--- BEGIN Materials provided ---
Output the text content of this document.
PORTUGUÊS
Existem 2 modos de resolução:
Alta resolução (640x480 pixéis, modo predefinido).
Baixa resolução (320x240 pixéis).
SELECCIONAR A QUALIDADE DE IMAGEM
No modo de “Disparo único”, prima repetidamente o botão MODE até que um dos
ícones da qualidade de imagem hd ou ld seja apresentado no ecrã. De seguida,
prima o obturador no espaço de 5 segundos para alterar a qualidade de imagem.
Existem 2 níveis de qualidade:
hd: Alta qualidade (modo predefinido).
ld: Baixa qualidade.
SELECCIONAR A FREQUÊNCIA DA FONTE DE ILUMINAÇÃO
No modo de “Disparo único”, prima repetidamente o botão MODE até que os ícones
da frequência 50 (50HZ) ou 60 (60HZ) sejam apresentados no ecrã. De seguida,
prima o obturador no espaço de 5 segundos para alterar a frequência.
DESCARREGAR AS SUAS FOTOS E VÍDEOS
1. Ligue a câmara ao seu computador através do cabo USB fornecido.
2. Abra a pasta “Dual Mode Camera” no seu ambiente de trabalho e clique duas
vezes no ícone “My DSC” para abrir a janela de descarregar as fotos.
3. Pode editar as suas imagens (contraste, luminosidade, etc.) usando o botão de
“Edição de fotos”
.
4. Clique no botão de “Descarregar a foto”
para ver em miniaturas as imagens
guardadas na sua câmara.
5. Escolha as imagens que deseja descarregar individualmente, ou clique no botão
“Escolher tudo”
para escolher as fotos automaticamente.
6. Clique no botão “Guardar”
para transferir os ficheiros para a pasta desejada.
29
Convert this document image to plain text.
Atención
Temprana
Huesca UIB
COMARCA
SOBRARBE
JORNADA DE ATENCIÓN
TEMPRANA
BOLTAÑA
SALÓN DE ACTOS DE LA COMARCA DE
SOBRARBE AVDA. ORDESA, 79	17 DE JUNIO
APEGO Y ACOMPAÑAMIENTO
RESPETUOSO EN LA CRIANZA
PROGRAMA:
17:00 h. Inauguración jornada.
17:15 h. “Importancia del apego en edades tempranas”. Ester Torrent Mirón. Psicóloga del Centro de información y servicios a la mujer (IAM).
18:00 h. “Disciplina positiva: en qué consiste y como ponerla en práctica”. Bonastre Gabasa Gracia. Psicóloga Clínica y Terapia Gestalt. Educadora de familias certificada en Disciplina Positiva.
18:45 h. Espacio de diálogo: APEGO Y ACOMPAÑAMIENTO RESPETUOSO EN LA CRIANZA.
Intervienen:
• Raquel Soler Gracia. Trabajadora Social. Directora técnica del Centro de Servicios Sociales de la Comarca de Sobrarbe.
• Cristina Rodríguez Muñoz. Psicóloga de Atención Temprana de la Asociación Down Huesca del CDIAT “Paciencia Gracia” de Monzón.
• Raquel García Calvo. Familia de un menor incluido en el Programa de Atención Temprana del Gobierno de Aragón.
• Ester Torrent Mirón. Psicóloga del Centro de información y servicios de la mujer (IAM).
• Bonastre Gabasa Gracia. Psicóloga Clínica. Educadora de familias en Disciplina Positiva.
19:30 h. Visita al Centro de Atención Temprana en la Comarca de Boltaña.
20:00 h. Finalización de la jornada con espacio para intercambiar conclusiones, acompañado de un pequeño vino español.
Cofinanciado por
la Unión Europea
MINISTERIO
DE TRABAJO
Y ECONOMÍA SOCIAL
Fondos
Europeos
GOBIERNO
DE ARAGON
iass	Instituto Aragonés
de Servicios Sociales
--- END Materials provided ---
[Your instructions]
What is needed here is an exact reproduction of all the entries.

[Exercise answer]
Output the text content of this document.
PORTUGUÊS
Existem 2 modos de resolução:
Alta resolução (640x480 pixéis, modo predefinido).
Baixa resolução (320x240 pixéis).
SELECCIONAR A QUALIDADE DE IMAGEM
No modo de “Disparo único”, prima repetidamente o botão MODE até que um dos
ícones da qualidade de imagem hd ou ld seja apresentado no ecrã. De seguida,
prima o obturador no espaço de 5 segundos para alterar a qualidade de imagem.
Existem 2 níveis de qualidade:
hd: Alta qualidade (modo predefinido).
ld: Baixa qualidade.
SELECCIONAR A FREQUÊNCIA DA FONTE DE ILUMINAÇÃO
No modo de “Disparo único”, prima repetidamente o botão MODE até que os ícones
da frequência 50 (50HZ) ou 60 (60HZ) sejam apresentados no ecrã. De seguida,
prima o obturador no espaço de 5 segundos para alterar a frequência.
DESCARREGAR AS SUAS FOTOS E VÍDEOS
1. Ligue a câmara ao seu computador através do cabo USB fornecido.
2. Abra a pasta “Dual Mode Camera” no seu ambiente de trabalho e clique duas
vezes no ícone “My DSC” para abrir a janela de descarregar as fotos.
3. Pode editar as suas imagens (contraste, luminosidade, etc.) usando o botão de
“Edição de fotos”
.
4. Clique no botão de “Descarregar a foto”
para ver em miniaturas as imagens
guardadas na sua câmara.
5. Escolha as imagens que deseja descarregar individualmente, ou clique no botão
“Escolher tudo”
para escolher as fotos automaticamente.
6. Clique no botão “Guardar”
para transferir os ficheiros para a pasta desejada.
29
Convert this document image to plain text.
Atención
Temprana
Huesca UIB
COMARCA
SOBRARBE
JORNADA DE ATENCIÓN
TEMPRANA
BOLTAÑA
SALÓN DE ACTOS DE LA COMARCA DE
SOBRARBE AVDA. ORDESA, 79	17 DE JUNIO
APEGO Y ACOMPAÑAMIENTO
RESPETUOSO EN LA CRIANZA
PROGRAMA:
17:00 h. Inauguración jornada.
17:15 h. “Importancia del apego en edades tempranas”. Ester Torrent Mirón. Psicóloga del Centro de información y servicios a la mujer (IAM).
18:00 h. “Disciplina positiva: en qué consiste y como ponerla en práctica”. Bonastre Gabasa Gracia. Psicóloga Clínica y Terapia Gestalt. Educadora de familias certificada en Disciplina Positiva.
18:45 h. Espacio de diálogo: APEGO Y ACOMPAÑAMIENTO RESPETUOSO EN LA CRIANZA.
Intervienen:
• Raquel Soler Gracia. Trabajadora Social. Directora técnica del Centro de Servicios Sociales de la Comarca de Sobrarbe.
• Cristina Rodríguez Muñoz. Psicóloga de Atención Temprana de la Asociación Down Huesca del CDIAT “Paciencia Gracia” de Monzón.
• Raquel García Calvo. Familia de un menor incluido en el Programa de Atención Temprana del Gobierno de Aragón.
• Ester Torrent Mirón. Psicóloga del Centro de información y servicios de la mujer (IAM).
• Bonastre Gabasa Gracia. Psicóloga Clínica. Educadora de familias en Disciplina Positiva.
19:30 h. Visita al Centro de Atención Temprana en la Comarca de Boltaña.
20:00 h. Finalización de la jornada con espacio para intercambiar conclusiones, acompañado de un pequeño vino español.
Cofinanciado por
la Unión Europea
MINISTERIO
DE TRABAJO
Y ECONOMÍA SOCIAL
Fondos
Europeos
GOBIERNO
DE ARAGON
iass	Instituto Aragonés
de Servicios Sociales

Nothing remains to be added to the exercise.